◆ THE REQUEST ◆
Answer with one number only: the number of lines that include the word "jours".

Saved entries
____________

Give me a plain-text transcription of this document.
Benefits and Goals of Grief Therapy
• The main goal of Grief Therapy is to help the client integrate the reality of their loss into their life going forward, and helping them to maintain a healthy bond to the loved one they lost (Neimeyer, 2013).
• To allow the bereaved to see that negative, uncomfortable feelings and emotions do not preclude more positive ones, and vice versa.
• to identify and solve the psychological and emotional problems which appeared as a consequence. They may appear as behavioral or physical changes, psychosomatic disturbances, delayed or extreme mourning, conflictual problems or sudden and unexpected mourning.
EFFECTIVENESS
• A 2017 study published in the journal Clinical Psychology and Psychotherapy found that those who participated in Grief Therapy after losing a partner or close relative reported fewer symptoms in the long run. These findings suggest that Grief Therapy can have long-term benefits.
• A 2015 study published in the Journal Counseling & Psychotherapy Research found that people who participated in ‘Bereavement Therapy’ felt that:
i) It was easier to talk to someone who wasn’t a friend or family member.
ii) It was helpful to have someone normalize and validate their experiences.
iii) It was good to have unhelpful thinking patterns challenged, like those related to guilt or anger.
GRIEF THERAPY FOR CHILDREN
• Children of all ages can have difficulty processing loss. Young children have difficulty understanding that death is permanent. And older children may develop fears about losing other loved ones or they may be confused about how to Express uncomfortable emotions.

____________

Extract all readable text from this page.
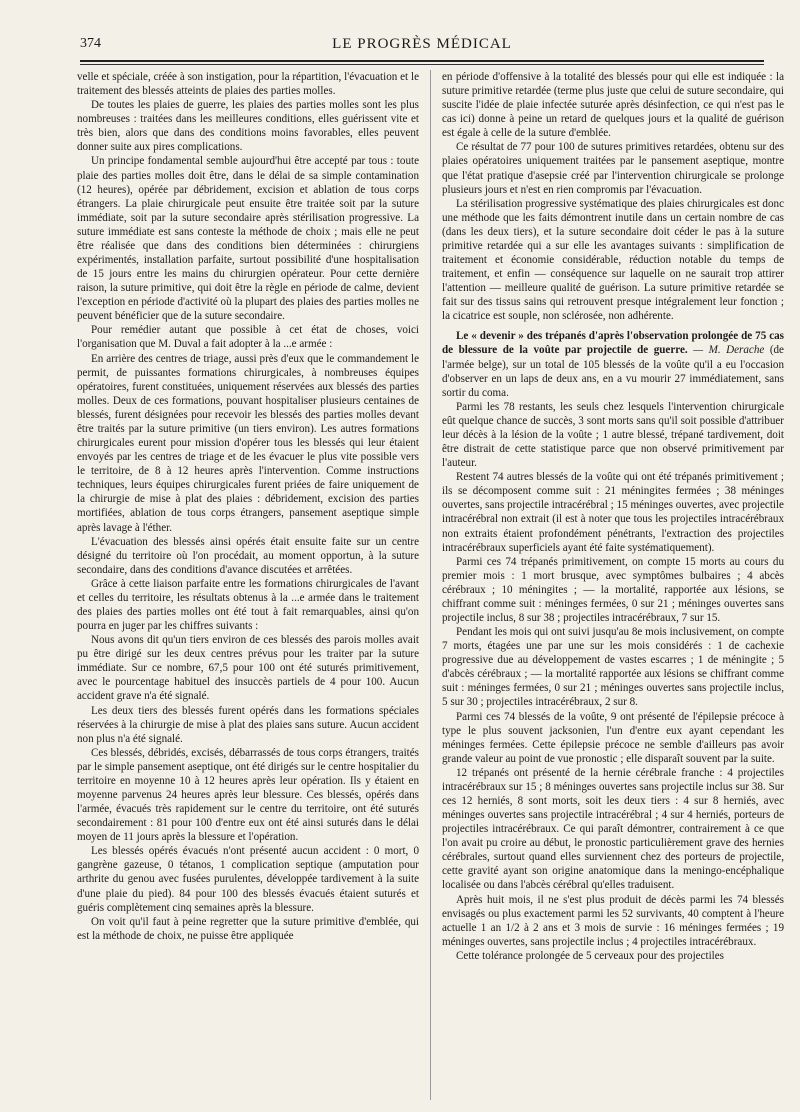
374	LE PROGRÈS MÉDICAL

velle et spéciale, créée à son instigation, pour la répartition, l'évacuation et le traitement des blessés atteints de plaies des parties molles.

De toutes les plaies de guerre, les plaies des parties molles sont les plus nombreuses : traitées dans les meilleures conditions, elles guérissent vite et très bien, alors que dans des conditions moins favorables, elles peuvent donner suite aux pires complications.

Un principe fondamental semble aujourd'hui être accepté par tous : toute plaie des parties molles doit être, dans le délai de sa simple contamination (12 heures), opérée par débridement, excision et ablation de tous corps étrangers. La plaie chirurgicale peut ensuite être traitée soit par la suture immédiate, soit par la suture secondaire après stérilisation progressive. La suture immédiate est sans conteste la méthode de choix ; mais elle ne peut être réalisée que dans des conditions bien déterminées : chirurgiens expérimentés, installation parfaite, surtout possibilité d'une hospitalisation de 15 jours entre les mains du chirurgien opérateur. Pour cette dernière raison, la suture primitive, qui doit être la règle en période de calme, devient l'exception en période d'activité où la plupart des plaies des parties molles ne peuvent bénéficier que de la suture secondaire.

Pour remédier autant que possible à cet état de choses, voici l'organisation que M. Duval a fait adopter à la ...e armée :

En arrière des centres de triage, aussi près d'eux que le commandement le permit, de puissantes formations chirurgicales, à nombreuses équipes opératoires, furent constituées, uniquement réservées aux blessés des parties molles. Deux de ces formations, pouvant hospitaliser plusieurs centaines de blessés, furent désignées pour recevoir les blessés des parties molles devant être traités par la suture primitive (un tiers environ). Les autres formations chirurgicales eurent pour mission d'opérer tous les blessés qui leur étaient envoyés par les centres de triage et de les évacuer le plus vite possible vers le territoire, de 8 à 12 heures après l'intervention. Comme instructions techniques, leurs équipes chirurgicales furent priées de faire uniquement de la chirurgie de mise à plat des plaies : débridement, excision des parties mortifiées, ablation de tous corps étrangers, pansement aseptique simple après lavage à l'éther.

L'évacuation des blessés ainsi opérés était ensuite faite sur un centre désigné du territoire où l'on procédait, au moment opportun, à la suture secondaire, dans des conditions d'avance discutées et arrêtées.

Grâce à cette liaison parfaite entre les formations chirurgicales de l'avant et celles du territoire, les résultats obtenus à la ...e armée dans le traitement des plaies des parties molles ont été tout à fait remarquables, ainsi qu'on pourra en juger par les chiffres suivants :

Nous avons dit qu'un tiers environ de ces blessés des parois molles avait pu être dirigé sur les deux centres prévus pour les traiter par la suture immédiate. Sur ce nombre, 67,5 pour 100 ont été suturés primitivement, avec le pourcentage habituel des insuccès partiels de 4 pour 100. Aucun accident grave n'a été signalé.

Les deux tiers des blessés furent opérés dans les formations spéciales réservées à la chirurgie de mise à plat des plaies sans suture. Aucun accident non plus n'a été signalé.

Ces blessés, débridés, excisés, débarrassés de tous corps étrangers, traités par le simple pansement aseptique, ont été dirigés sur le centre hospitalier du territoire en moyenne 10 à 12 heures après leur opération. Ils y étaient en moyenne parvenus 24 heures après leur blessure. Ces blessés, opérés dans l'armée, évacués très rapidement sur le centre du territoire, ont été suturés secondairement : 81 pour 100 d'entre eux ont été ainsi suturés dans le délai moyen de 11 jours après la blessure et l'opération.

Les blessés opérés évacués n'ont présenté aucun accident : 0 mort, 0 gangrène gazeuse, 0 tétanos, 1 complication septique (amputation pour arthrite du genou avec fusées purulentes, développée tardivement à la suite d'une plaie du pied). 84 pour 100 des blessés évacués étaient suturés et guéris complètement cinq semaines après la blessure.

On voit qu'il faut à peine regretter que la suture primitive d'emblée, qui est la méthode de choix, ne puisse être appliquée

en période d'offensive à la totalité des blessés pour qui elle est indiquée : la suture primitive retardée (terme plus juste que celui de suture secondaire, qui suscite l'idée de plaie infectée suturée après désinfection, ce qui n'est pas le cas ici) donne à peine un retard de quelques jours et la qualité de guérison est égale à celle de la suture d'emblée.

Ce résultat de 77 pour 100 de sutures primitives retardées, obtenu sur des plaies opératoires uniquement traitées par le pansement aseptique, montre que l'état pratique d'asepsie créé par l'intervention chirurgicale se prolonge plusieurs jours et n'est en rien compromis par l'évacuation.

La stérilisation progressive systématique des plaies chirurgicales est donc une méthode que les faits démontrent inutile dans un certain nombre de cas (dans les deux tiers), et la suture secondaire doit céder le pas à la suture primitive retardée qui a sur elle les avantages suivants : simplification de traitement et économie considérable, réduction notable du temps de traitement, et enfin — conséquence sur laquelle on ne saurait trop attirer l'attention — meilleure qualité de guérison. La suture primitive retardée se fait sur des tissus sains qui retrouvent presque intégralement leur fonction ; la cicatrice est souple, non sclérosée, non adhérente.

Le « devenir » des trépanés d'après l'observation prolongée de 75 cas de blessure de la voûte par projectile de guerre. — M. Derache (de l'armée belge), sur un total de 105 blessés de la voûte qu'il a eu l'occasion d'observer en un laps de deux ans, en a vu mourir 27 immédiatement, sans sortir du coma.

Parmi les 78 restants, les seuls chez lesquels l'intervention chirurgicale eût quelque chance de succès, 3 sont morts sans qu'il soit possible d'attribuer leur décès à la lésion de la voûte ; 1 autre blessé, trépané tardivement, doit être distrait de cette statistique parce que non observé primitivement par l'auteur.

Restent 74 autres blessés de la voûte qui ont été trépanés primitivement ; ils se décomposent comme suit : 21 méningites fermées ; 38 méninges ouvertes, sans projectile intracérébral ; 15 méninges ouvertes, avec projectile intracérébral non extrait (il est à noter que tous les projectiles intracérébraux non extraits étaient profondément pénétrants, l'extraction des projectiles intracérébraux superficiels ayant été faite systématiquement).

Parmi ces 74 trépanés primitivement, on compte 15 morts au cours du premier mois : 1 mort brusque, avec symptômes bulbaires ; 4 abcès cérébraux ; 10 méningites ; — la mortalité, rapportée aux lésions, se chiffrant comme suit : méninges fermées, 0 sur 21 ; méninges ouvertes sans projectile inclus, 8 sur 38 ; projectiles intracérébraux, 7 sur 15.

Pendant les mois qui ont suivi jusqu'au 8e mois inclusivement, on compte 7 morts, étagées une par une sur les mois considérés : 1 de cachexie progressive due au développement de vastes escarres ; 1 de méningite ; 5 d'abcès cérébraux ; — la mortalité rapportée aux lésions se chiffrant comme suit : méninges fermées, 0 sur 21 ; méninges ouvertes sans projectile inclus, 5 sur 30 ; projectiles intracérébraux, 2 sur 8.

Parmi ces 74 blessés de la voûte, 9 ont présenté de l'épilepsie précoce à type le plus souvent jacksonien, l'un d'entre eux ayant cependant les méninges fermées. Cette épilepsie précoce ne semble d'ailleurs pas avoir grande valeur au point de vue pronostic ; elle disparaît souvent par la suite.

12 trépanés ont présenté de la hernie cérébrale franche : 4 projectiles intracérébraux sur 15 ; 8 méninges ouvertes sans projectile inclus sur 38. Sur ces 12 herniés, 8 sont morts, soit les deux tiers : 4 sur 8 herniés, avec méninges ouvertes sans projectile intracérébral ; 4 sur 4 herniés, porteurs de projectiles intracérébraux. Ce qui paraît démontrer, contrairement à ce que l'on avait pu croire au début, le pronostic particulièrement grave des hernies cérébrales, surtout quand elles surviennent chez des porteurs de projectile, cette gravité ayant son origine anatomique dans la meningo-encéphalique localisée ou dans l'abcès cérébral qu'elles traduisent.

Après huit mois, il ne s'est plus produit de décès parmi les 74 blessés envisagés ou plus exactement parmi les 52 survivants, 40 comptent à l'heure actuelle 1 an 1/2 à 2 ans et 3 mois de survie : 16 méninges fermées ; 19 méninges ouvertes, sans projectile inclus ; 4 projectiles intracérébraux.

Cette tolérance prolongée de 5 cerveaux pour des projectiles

____________

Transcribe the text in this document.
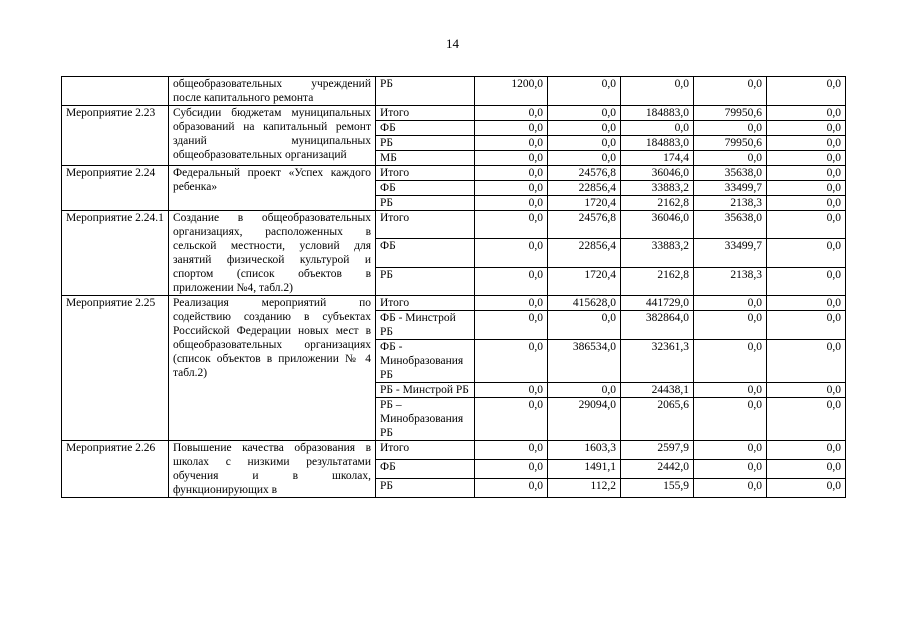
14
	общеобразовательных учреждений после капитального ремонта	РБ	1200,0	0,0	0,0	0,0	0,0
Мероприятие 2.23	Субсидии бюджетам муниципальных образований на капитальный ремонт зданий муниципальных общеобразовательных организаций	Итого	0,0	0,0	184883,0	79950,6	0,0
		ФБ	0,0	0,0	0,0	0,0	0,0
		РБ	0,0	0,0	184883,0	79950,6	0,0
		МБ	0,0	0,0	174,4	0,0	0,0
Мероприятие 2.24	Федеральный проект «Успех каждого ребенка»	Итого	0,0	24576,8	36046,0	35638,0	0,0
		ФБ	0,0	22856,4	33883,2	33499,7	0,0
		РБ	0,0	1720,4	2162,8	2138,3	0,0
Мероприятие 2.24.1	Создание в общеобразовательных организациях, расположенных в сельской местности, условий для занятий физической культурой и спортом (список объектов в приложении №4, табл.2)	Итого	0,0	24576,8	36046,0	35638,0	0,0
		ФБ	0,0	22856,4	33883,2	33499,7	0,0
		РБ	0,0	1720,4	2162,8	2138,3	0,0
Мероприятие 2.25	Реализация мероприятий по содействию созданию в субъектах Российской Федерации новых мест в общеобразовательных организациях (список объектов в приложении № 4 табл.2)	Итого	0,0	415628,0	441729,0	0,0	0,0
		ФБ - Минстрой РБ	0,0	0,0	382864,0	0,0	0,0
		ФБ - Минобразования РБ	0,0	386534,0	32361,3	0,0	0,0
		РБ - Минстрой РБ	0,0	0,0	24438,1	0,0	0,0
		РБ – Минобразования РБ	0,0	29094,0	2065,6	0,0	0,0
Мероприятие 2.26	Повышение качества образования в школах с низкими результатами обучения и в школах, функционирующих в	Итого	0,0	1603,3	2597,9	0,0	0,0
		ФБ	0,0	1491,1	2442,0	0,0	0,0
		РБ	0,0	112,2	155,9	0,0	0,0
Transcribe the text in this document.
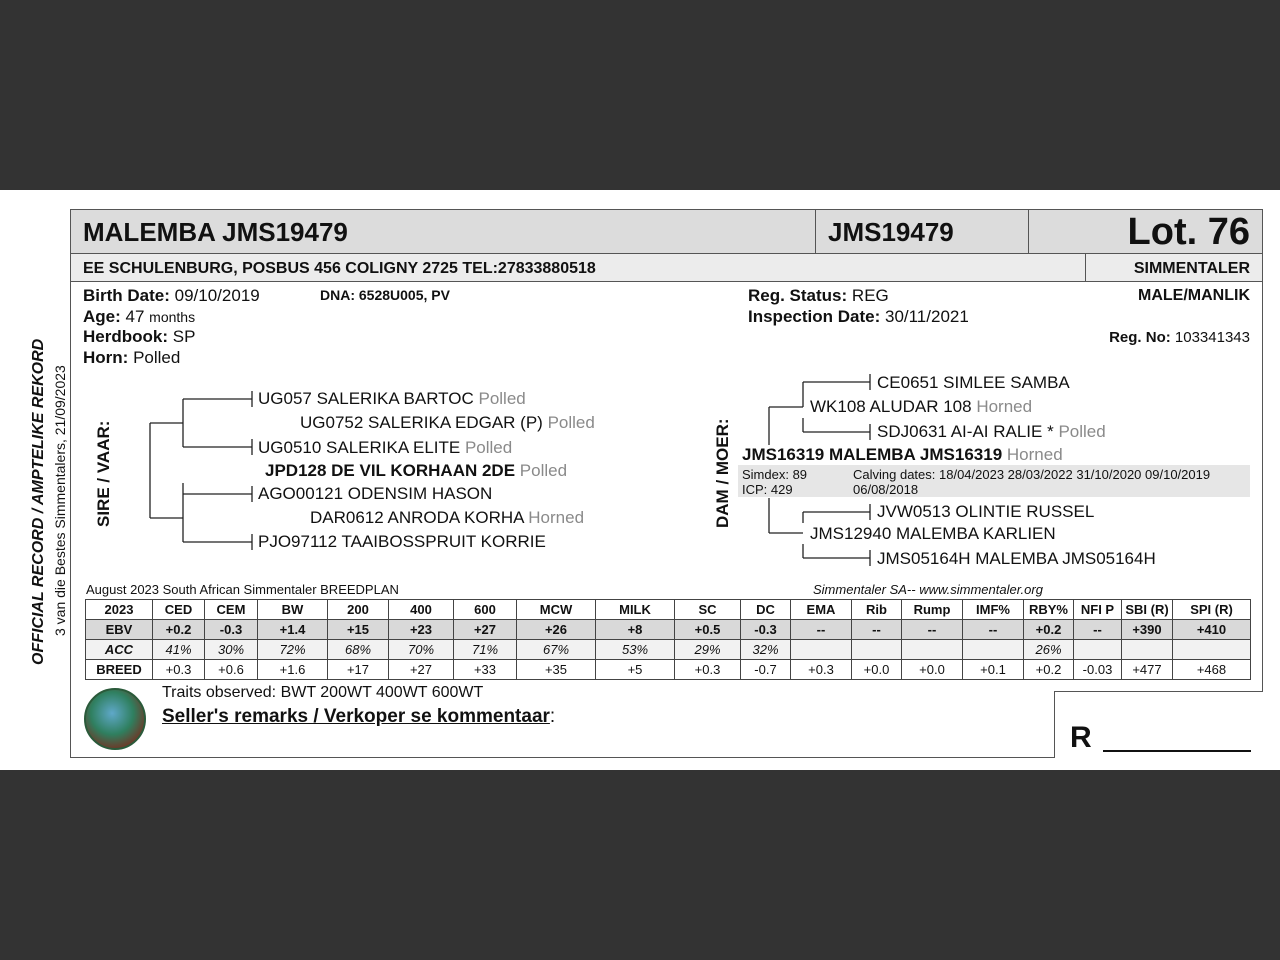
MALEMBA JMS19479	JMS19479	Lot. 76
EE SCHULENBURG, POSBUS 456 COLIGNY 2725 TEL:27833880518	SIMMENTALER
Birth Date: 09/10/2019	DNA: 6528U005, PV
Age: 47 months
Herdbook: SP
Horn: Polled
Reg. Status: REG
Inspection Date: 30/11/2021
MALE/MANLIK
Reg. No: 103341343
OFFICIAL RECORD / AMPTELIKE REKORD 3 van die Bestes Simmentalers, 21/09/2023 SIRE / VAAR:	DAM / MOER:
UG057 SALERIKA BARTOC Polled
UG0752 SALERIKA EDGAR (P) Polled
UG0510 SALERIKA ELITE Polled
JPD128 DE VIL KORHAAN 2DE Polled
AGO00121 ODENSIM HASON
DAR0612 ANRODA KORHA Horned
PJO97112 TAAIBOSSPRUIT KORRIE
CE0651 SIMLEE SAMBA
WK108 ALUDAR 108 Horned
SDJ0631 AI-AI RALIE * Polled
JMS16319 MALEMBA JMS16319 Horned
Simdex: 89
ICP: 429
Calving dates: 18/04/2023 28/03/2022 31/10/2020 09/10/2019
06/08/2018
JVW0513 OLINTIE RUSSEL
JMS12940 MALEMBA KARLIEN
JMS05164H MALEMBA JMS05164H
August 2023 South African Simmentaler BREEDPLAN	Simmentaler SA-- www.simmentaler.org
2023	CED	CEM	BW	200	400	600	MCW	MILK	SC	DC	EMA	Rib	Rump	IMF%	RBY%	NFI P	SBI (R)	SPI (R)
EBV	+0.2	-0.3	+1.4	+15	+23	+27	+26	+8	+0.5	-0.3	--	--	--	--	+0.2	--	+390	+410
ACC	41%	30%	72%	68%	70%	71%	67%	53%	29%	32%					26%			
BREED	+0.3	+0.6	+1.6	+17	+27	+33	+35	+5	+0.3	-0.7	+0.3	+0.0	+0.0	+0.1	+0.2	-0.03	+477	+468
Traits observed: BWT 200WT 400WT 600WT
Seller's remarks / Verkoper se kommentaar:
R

____________

◆ RIGHT ANSWER ◆
4